● VORLIEGENDER TEXT:
──────

Sonntag, 30. Mai 2021

Vom Aufstehen, Helga Schubert

Helga Schubert ist eine weise alte Frau, inzwischen 81 Jahre alt. Sie erlebte als Kind den 2. Weltkrieg, dann die DDR, arbeitete als Psychotherapeutin und hat ihr Leben lang geschrieben. Sie hat viel erlebt, auch viel Schweres, aber sie beschreibt das alles ohne Bitterkeit. Ihr Buch ist keine chronologische Autobiographie, sondern einzelne Geschichten zu Themen oder Episoden ihres Lebens, erzählt mit einem liebevollen Blick auf die Welt. Heute lebt Helga Schubert in einem kleinen Dorf in Mecklenburg, zusammen mit ihrem Mann. Im Alter von 80 Jahren gewann sie als älteste Teilnehmerin aller Zeiten den Ingeborg Bachmann-Preis für die Geschichte „Vom Aufstehen“, die in diesem Band enthalten ist. Das Buch war nominiert für den diesjährigen Preis der Leipziger Buchmesse.

Die erste Geschichte beschreibt Helga Schuberts Sehnsuchtsort, der ihr ein Leben lang schöne Erinnerungen schenkte. Nachdem ihr Vater im Krieg gefallen war, ohne dass sie ihn kennengelernt hatte, verbrachte sie ab 1947 viele Sommerferien in Greifswald bei ihrer Großmutter väterlicherseits. Sie hatte einen großen Obstgarten. Dort konnte man in einer Hängematte träumen und lesen. Dies erlaubte Helgas Mutter, obwohl ihr die Schwiegermutter und auch Helgas große Ähnlichkeit zu dieser verhasst war.

In vielen Geschichten taucht die schwierige Beziehung zur Mutter auf. Diese lässt in über 100 Lebensjahren keinen Zweifel daran, dass sie kein Kind haben wollte, Helga ihr fremd und unverständlich ist und sie keine wirkliche Liebe zu ihr empfinden konnte. Eine Beziehung voller Übergriffigkeiten und schlimmen Kränkungen ist die Folge. Dennoch wird Helga Schubert selbst Mutter.

Helga Schubert hat über Jahrzehnte in Ost-Berlin gelebt und gearbeitet. Als Mitglied des Schriftstellerverbands der DDR genießt sie Privilegien, darf ins westliche Ausland reisen. Dennoch hat sie schon früh mit einer Übersiedlung in den Westen geliebäugelt. Aber immer kam etwas dazwischen, so dass sie bis zur friedlichen Revolution im Osten bleibt.

──────

● BEREITGESTELLTE ANGABEN:
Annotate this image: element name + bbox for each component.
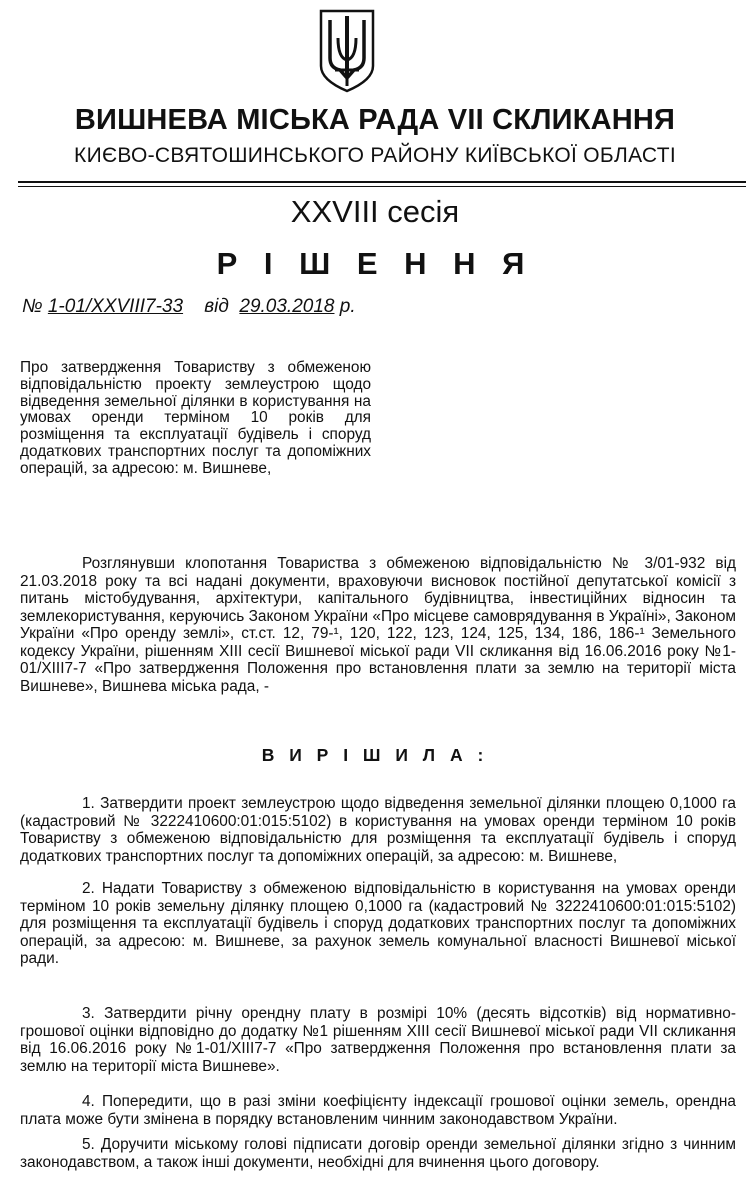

──────

● ARBEITSANWEISUNGEN:
(A) Überarbeite den Abschnitt der Buchbesprechung, der mit den Worten um „Vom Aufstehen, Helga“ beginnt und mit „der Leipziger Buchmesse.“ endet: Ersetze darin „Mecklenburg“ durch „Brandenburg“ und gib den ganzen Abschnitt so geändert wieder.
(B) Ab welchem Jahr verbrachte Helga Schubert laut der Buchbesprechung viele Sommerferien bei ihrer Großmutter in Greifswald?
Die Zeilen sind eigenständiges Material und gehören nicht zur Buchbesprechung.

● DIE ANTWORTEN:
(A)
Vom Aufstehen, Helga Schubert

Helga Schubert ist eine weise alte Frau, inzwischen 81 Jahre alt. Sie erlebte als Kind den 2. Weltkrieg, dann die DDR, arbeitete als Psychotherapeutin und hat ihr Leben lang geschrieben. Sie hat viel erlebt, auch viel Schweres, aber sie beschreibt das alles ohne Bitterkeit. Ihr Buch ist keine chronologische Autobiographie, sondern einzelne Geschichten zu Themen oder Episoden ihres Lebens, erzählt mit einem liebevollen Blick auf die Welt. Heute lebt Helga Schubert in einem kleinen Dorf in Brandenburg, zusammen mit ihrem Mann. Im Alter von 80 Jahren gewann sie als älteste Teilnehmerin aller Zeiten den Ingeborg Bachmann-Preis für die Geschichte „Vom Aufstehen“, die in diesem Band enthalten ist. Das Buch war nominiert für den diesjährigen Preis der Leipziger Buchmesse.

(B) Ab 1947.